• **WORK TO COMPLETE**:
Only a number is wanted: how many lines of the entries include the string "Output"?

• **EXCERPTED RECORDS**:
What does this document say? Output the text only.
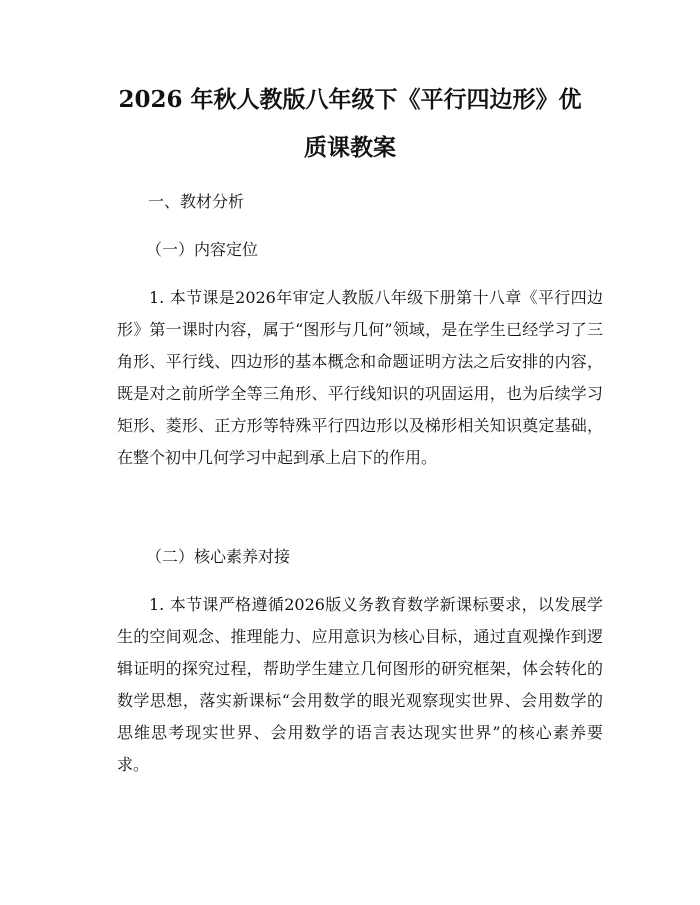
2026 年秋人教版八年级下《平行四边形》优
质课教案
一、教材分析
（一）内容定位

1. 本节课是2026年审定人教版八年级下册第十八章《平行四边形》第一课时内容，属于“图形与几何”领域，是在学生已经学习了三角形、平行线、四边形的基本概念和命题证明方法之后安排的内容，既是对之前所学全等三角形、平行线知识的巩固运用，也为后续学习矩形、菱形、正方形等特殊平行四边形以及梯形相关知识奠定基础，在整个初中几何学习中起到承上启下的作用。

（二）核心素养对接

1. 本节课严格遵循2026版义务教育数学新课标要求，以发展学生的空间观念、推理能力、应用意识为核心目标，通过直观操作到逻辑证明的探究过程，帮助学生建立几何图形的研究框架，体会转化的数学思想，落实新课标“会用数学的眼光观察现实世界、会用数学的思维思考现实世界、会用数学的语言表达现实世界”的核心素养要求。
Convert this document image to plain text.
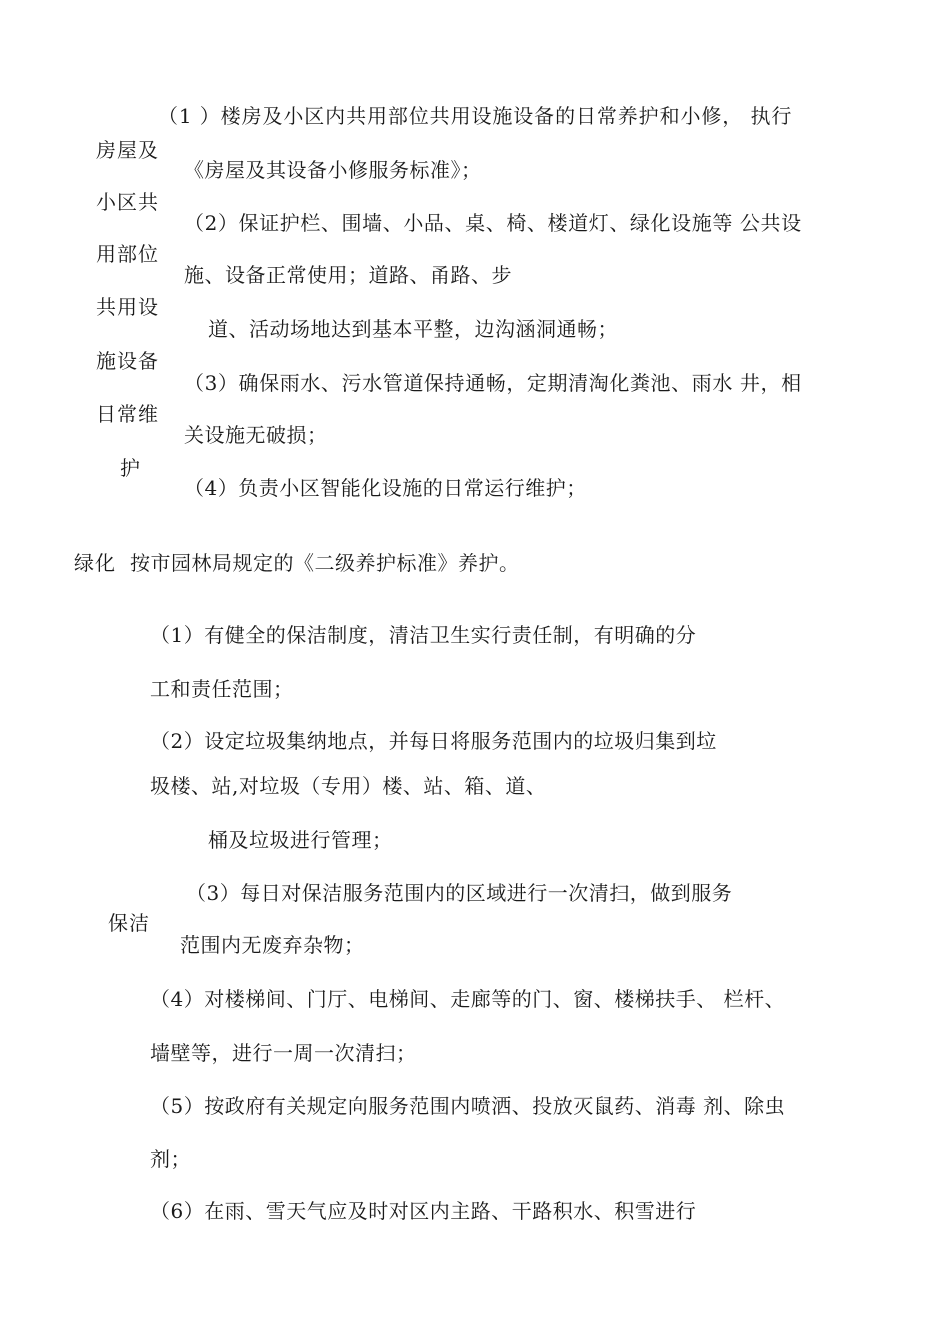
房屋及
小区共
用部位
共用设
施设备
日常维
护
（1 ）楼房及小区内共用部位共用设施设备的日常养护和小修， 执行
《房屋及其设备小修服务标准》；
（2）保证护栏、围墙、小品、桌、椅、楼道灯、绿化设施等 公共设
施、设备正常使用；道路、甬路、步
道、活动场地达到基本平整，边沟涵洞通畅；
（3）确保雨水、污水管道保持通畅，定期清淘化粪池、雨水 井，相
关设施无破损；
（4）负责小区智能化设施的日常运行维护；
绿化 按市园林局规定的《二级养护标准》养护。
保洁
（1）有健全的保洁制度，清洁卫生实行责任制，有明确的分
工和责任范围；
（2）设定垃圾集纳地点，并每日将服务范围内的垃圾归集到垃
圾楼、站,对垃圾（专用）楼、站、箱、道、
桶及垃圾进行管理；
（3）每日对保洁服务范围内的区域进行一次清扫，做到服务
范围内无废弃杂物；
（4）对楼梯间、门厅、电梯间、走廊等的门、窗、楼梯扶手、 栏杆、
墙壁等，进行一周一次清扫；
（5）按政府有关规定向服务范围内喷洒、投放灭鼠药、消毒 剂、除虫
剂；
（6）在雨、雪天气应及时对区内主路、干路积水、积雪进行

==

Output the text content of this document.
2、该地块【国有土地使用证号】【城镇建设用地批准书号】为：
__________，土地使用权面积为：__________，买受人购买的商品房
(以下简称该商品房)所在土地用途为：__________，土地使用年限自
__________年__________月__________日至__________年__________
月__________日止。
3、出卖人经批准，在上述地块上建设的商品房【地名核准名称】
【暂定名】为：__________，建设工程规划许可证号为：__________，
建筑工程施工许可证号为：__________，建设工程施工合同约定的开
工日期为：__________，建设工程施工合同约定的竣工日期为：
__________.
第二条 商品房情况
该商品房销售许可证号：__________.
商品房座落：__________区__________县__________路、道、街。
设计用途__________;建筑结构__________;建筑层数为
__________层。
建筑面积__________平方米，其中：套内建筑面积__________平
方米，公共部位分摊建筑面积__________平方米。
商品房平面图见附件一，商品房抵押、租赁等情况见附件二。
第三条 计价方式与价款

• **THE RESPONSE**:
2